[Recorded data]
»»

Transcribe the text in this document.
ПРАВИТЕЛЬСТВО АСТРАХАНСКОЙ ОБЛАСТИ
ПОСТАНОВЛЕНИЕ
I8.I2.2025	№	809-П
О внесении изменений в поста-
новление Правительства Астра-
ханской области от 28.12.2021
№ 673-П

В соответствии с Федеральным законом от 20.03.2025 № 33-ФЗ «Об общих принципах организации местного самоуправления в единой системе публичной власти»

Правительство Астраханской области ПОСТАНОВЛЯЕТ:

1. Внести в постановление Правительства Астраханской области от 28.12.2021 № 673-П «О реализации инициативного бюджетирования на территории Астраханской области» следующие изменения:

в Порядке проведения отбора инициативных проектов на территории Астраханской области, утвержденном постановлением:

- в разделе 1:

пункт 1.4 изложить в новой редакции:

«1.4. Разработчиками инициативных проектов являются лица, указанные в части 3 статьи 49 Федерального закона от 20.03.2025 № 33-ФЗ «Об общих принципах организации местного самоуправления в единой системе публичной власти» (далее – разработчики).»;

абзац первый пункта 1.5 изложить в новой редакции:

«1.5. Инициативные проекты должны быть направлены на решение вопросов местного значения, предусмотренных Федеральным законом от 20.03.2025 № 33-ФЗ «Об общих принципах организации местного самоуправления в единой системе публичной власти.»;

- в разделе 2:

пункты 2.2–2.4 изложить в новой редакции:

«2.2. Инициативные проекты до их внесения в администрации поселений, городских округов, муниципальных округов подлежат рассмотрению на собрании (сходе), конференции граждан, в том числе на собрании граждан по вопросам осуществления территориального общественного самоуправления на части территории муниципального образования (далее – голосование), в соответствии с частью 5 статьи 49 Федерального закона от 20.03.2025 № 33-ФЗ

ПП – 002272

««

**Description of the task:** Search the preceding listing for the word "принципах" and pull out every line that holds it.

**Response to this task:**
В соответствии с Федеральным законом от 20.03.2025 № 33-ФЗ «Об общих принципах организации местного самоуправления в единой системе публичной власти»
«1.4. Разработчиками инициативных проектов являются лица, указанные в части 3 статьи 49 Федерального закона от 20.03.2025 № 33-ФЗ «Об общих принципах организации местного самоуправления в единой системе публичной власти» (далее – разработчики).»;
«1.5. Инициативные проекты должны быть направлены на решение вопросов местного значения, предусмотренных Федеральным законом от 20.03.2025 № 33-ФЗ «Об общих принципах организации местного самоуправления в единой системе публичной власти.»;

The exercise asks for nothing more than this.